━━ Input rows ━━
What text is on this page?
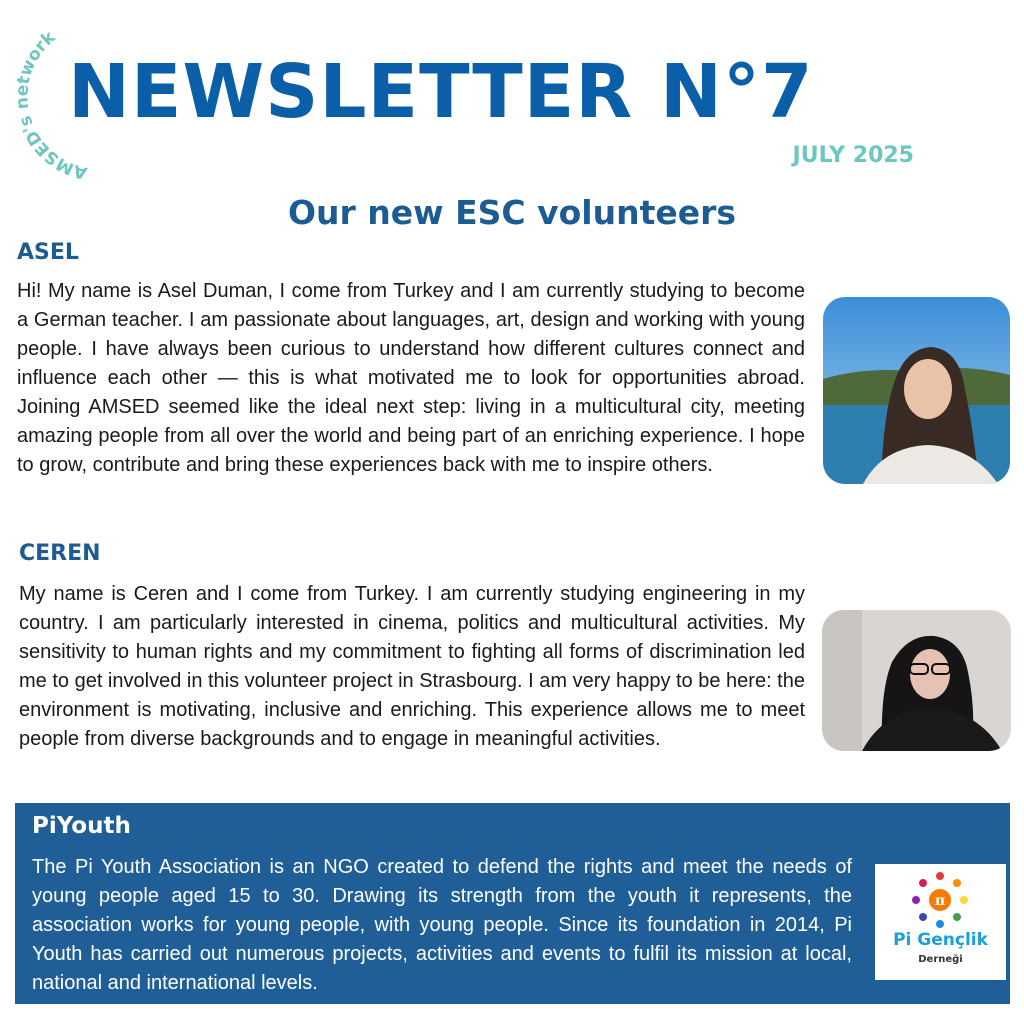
AMSED's network
NEWSLETTER N°7
JULY 2025
Our new ESC volunteers
ASEL
Hi! My name is Asel Duman, I come from Turkey and I am currently studying to become a German teacher. I am passionate about languages, art, design and working with young people. I have always been curious to understand how different cultures connect and influence each other — this is what motivated me to look for opportunities abroad. Joining AMSED seemed like the ideal next step: living in a multicultural city, meeting amazing people from all over the world and being part of an enriching experience. I hope to grow, contribute and bring these experiences back with me to inspire others.
CEREN
My name is Ceren and I come from Turkey. I am currently studying engineering in my country. I am particularly interested in cinema, politics and multicultural activities. My sensitivity to human rights and my commitment to fighting all forms of discrimination led me to get involved in this volunteer project in Strasbourg. I am very happy to be here: the environment is motivating, inclusive and enriching. This experience allows me to meet people from diverse backgrounds and to engage in meaningful activities.
PiYouth
The Pi Youth Association is an NGO created to defend the rights and meet the needs of young people aged 15 to 30. Drawing its strength from the youth it represents, the association works for young people, with young people. Since its foundation in 2014, Pi Youth has carried out numerous projects, activities and events to fulfil its mission at local, national and international levels.
π
Pi Gençlik
Derneği
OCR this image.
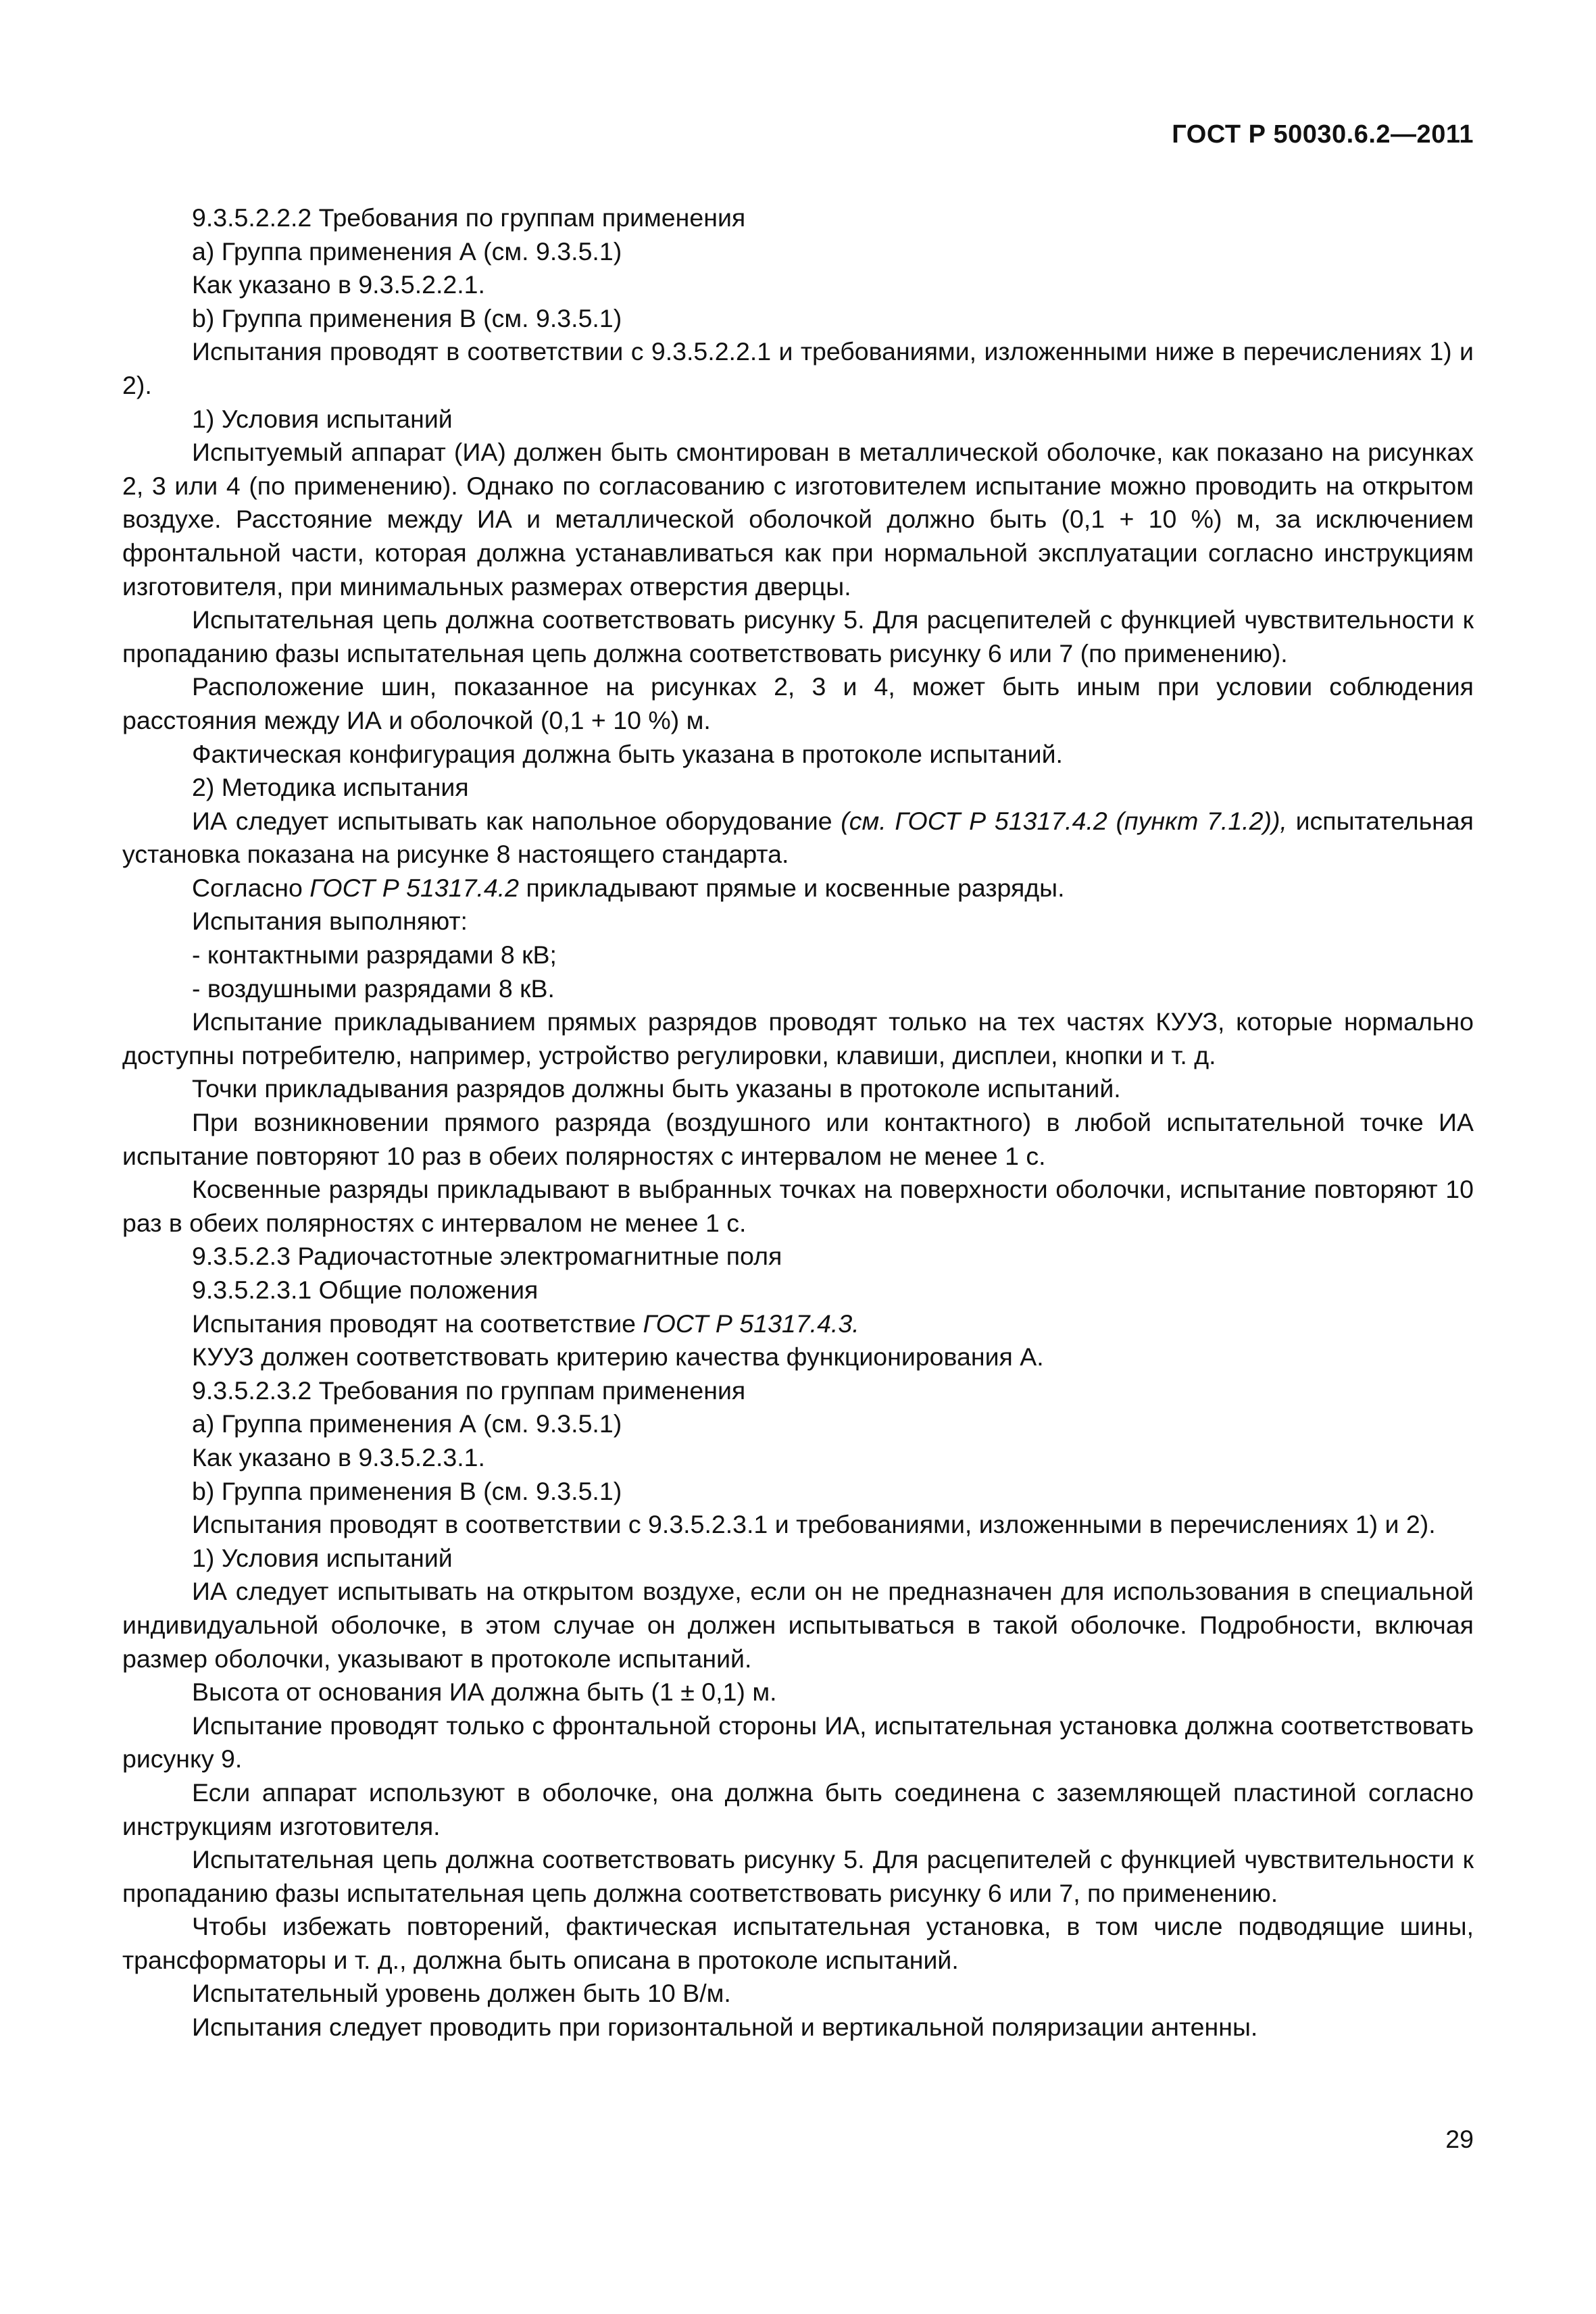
ГОСТ Р 50030.6.2—2011

9.3.5.2.2.2 Требования по группам применения

а) Группа применения А (см. 9.3.5.1)

Как указано в 9.3.5.2.2.1.

b) Группа применения В (см. 9.3.5.1)

Испытания проводят в соответствии с 9.3.5.2.2.1 и требованиями, изложенными ниже в перечислениях 1) и 2).

1) Условия испытаний

Испытуемый аппарат (ИА) должен быть смонтирован в металлической оболочке, как показано на рисунках 2, 3 или 4 (по применению). Однако по согласованию с изготовителем испытание можно проводить на открытом воздухе. Расстояние между ИА и металлической оболочкой должно быть (0,1 + 10 %) м, за исключением фронтальной части, которая должна устанавливаться как при нормальной эксплуатации согласно инструкциям изготовителя, при минимальных размерах отверстия дверцы.

Испытательная цепь должна соответствовать рисунку 5. Для расцепителей с функцией чувствительности к пропаданию фазы испытательная цепь должна соответствовать рисунку 6 или 7 (по применению).

Расположение шин, показанное на рисунках 2, 3 и 4, может быть иным при условии соблюдения расстояния между ИА и оболочкой (0,1 + 10 %) м.

Фактическая конфигурация должна быть указана в протоколе испытаний.

2) Методика испытания

ИА следует испытывать как напольное оборудование (см. ГОСТ Р 51317.4.2 (пункт 7.1.2)), испытательная установка показана на рисунке 8 настоящего стандарта.

Согласно ГОСТ Р 51317.4.2 прикладывают прямые и косвенные разряды.

Испытания выполняют:

- контактными разрядами 8 кВ;

- воздушными разрядами 8 кВ.

Испытание прикладыванием прямых разрядов проводят только на тех частях КУУЗ, которые нормально доступны потребителю, например, устройство регулировки, клавиши, дисплеи, кнопки и т. д.

Точки прикладывания разрядов должны быть указаны в протоколе испытаний.

При возникновении прямого разряда (воздушного или контактного) в любой испытательной точке ИА испытание повторяют 10 раз в обеих полярностях с интервалом не менее 1 с.

Косвенные разряды прикладывают в выбранных точках на поверхности оболочки, испытание повторяют 10 раз в обеих полярностях с интервалом не менее 1 с.

9.3.5.2.3 Радиочастотные электромагнитные поля

9.3.5.2.3.1 Общие положения

Испытания проводят на соответствие ГОСТ Р 51317.4.3.

КУУЗ должен соответствовать критерию качества функционирования А.

9.3.5.2.3.2 Требования по группам применения

а) Группа применения А (см. 9.3.5.1)

Как указано в 9.3.5.2.3.1.

b) Группа применения В (см. 9.3.5.1)

Испытания проводят в соответствии с 9.3.5.2.3.1 и требованиями, изложенными в перечислениях 1) и 2).

1) Условия испытаний

ИА следует испытывать на открытом воздухе, если он не предназначен для использования в специальной индивидуальной оболочке, в этом случае он должен испытываться в такой оболочке. Подробности, включая размер оболочки, указывают в протоколе испытаний.

Высота от основания ИА должна быть (1 ± 0,1) м.

Испытание проводят только с фронтальной стороны ИА, испытательная установка должна соответствовать рисунку 9.

Если аппарат используют в оболочке, она должна быть соединена с заземляющей пластиной согласно инструкциям изготовителя.

Испытательная цепь должна соответствовать рисунку 5. Для расцепителей с функцией чувствительности к пропаданию фазы испытательная цепь должна соответствовать рисунку 6 или 7, по применению.

Чтобы избежать повторений, фактическая испытательная установка, в том числе подводящие шины, трансформаторы и т. д., должна быть описана в протоколе испытаний.

Испытательный уровень должен быть 10 В/м.

Испытания следует проводить при горизонтальной и вертикальной поляризации антенны.

29
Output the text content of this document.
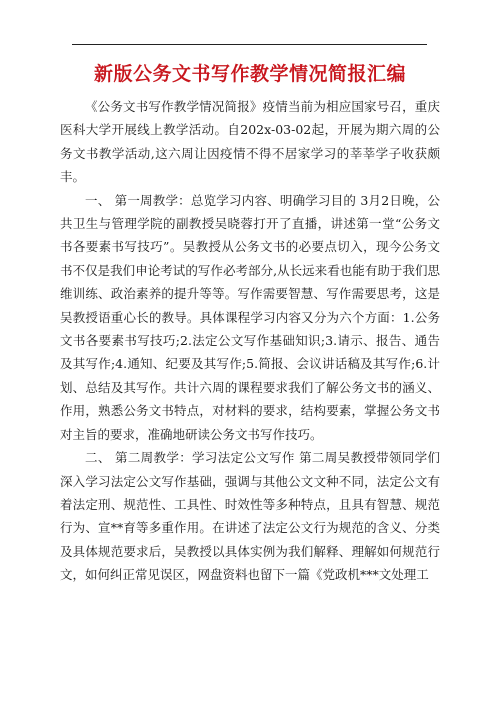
新版公务文书写作教学情况简报汇编

《公务文书写作教学情况简报》疫情当前为相应国家号召，重庆医科大学开展线上教学活动。自202x-03-02起，开展为期六周的公务文书教学活动,这六周让因疫情不得不居家学习的莘莘学子收获颇丰。

一、 第一周教学：总览学习内容、明确学习目的 3月2日晚，公共卫生与管理学院的副教授吴晓蓉打开了直播，讲述第一堂“公务文书各要素书写技巧”。吴教授从公务文书的必要点切入，现今公务文书不仅是我们申论考试的写作必考部分,从长远来看也能有助于我们思维训练、政治素养的提升等等。写作需要智慧、写作需要思考，这是吴教授语重心长的教导。具体课程学习内容又分为六个方面：1.公务文书各要素书写技巧;2.法定公文写作基础知识;3.请示、报告、通告及其写作;4.通知、纪要及其写作;5.简报、会议讲话稿及其写作;6.计划、总结及其写作。共计六周的课程要求我们了解公务文书的涵义、作用，熟悉公务文书特点，对材料的要求，结构要素，掌握公务文书对主旨的要求，准确地研读公务文书写作技巧。

二、 第二周教学：学习法定公文写作 第二周吴教授带领同学们深入学习法定公文写作基础，强调与其他公文文种不同，法定公文有着法定刑、规范性、工具性、时效性等多种特点，且具有智慧、规范行为、宣**育等多重作用。在讲述了法定公文行为规范的含义、分类及具体规范要求后，吴教授以具体实例为我们解释、理解如何规范行文，如何纠正常见误区，网盘资料也留下一篇《党政机***文处理工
━━━
__Work required__: All entries must be written out again exactly as given, with no pictures in the copy.

__Solved problem__:
What text is on this page?
AMSED's network
NEWSLETTER N°7
JULY 2025
Our new ESC volunteers
ASEL
Hi! My name is Asel Duman, I come from Turkey and I am currently studying to become a German teacher. I am passionate about languages, art, design and working with young people. I have always been curious to understand how different cultures connect and influence each other — this is what motivated me to look for opportunities abroad. Joining AMSED seemed like the ideal next step: living in a multicultural city, meeting amazing people from all over the world and being part of an enriching experience. I hope to grow, contribute and bring these experiences back with me to inspire others.
CEREN
My name is Ceren and I come from Turkey. I am currently studying engineering in my country. I am particularly interested in cinema, politics and multicultural activities. My sensitivity to human rights and my commitment to fighting all forms of discrimination led me to get involved in this volunteer project in Strasbourg. I am very happy to be here: the environment is motivating, inclusive and enriching. This experience allows me to meet people from diverse backgrounds and to engage in meaningful activities.
PiYouth
The Pi Youth Association is an NGO created to defend the rights and meet the needs of young people aged 15 to 30. Drawing its strength from the youth it represents, the association works for young people, with young people. Since its foundation in 2014, Pi Youth has carried out numerous projects, activities and events to fulfil its mission at local, national and international levels.
π
Pi Gençlik
Derneği
OCR this image.
ГОСТ Р 50030.6.2—2011

9.3.5.2.2.2 Требования по группам применения

а) Группа применения А (см. 9.3.5.1)

Как указано в 9.3.5.2.2.1.

b) Группа применения В (см. 9.3.5.1)

Испытания проводят в соответствии с 9.3.5.2.2.1 и требованиями, изложенными ниже в перечислениях 1) и 2).

1) Условия испытаний

Испытуемый аппарат (ИА) должен быть смонтирован в металлической оболочке, как показано на рисунках 2, 3 или 4 (по применению). Однако по согласованию с изготовителем испытание можно проводить на открытом воздухе. Расстояние между ИА и металлической оболочкой должно быть (0,1 + 10 %) м, за исключением фронтальной части, которая должна устанавливаться как при нормальной эксплуатации согласно инструкциям изготовителя, при минимальных размерах отверстия дверцы.

Испытательная цепь должна соответствовать рисунку 5. Для расцепителей с функцией чувствительности к пропаданию фазы испытательная цепь должна соответствовать рисунку 6 или 7 (по применению).

Расположение шин, показанное на рисунках 2, 3 и 4, может быть иным при условии соблюдения расстояния между ИА и оболочкой (0,1 + 10 %) м.

Фактическая конфигурация должна быть указана в протоколе испытаний.

2) Методика испытания

ИА следует испытывать как напольное оборудование (см. ГОСТ Р 51317.4.2 (пункт 7.1.2)), испытательная установка показана на рисунке 8 настоящего стандарта.

Согласно ГОСТ Р 51317.4.2 прикладывают прямые и косвенные разряды.

Испытания выполняют:

- контактными разрядами 8 кВ;

- воздушными разрядами 8 кВ.

Испытание прикладыванием прямых разрядов проводят только на тех частях КУУЗ, которые нормально доступны потребителю, например, устройство регулировки, клавиши, дисплеи, кнопки и т. д.

Точки прикладывания разрядов должны быть указаны в протоколе испытаний.

При возникновении прямого разряда (воздушного или контактного) в любой испытательной точке ИА испытание повторяют 10 раз в обеих полярностях с интервалом не менее 1 с.

Косвенные разряды прикладывают в выбранных точках на поверхности оболочки, испытание повторяют 10 раз в обеих полярностях с интервалом не менее 1 с.

9.3.5.2.3 Радиочастотные электромагнитные поля

9.3.5.2.3.1 Общие положения

Испытания проводят на соответствие ГОСТ Р 51317.4.3.

КУУЗ должен соответствовать критерию качества функционирования А.

9.3.5.2.3.2 Требования по группам применения

а) Группа применения А (см. 9.3.5.1)

Как указано в 9.3.5.2.3.1.

b) Группа применения В (см. 9.3.5.1)

Испытания проводят в соответствии с 9.3.5.2.3.1 и требованиями, изложенными в перечислениях 1) и 2).

1) Условия испытаний

ИА следует испытывать на открытом воздухе, если он не предназначен для использования в специальной индивидуальной оболочке, в этом случае он должен испытываться в такой оболочке. Подробности, включая размер оболочки, указывают в протоколе испытаний.

Высота от основания ИА должна быть (1 ± 0,1) м.

Испытание проводят только с фронтальной стороны ИА, испытательная установка должна соответствовать рисунку 9.

Если аппарат используют в оболочке, она должна быть соединена с заземляющей пластиной согласно инструкциям изготовителя.

Испытательная цепь должна соответствовать рисунку 5. Для расцепителей с функцией чувствительности к пропаданию фазы испытательная цепь должна соответствовать рисунку 6 или 7, по применению.

Чтобы избежать повторений, фактическая испытательная установка, в том числе подводящие шины, трансформаторы и т. д., должна быть описана в протоколе испытаний.

Испытательный уровень должен быть 10 В/м.

Испытания следует проводить при горизонтальной и вертикальной поляризации антенны.

29
Output the text content of this document.
新版公务文书写作教学情况简报汇编

《公务文书写作教学情况简报》疫情当前为相应国家号召，重庆医科大学开展线上教学活动。自202x-03-02起，开展为期六周的公务文书教学活动,这六周让因疫情不得不居家学习的莘莘学子收获颇丰。

一、 第一周教学：总览学习内容、明确学习目的 3月2日晚，公共卫生与管理学院的副教授吴晓蓉打开了直播，讲述第一堂“公务文书各要素书写技巧”。吴教授从公务文书的必要点切入，现今公务文书不仅是我们申论考试的写作必考部分,从长远来看也能有助于我们思维训练、政治素养的提升等等。写作需要智慧、写作需要思考，这是吴教授语重心长的教导。具体课程学习内容又分为六个方面：1.公务文书各要素书写技巧;2.法定公文写作基础知识;3.请示、报告、通告及其写作;4.通知、纪要及其写作;5.简报、会议讲话稿及其写作;6.计划、总结及其写作。共计六周的课程要求我们了解公务文书的涵义、作用，熟悉公务文书特点，对材料的要求，结构要素，掌握公务文书对主旨的要求，准确地研读公务文书写作技巧。

二、 第二周教学：学习法定公文写作 第二周吴教授带领同学们深入学习法定公文写作基础，强调与其他公文文种不同，法定公文有着法定刑、规范性、工具性、时效性等多种特点，且具有智慧、规范行为、宣**育等多重作用。在讲述了法定公文行为规范的含义、分类及具体规范要求后，吴教授以具体实例为我们解释、理解如何规范行文，如何纠正常见误区，网盘资料也留下一篇《党政机***文处理工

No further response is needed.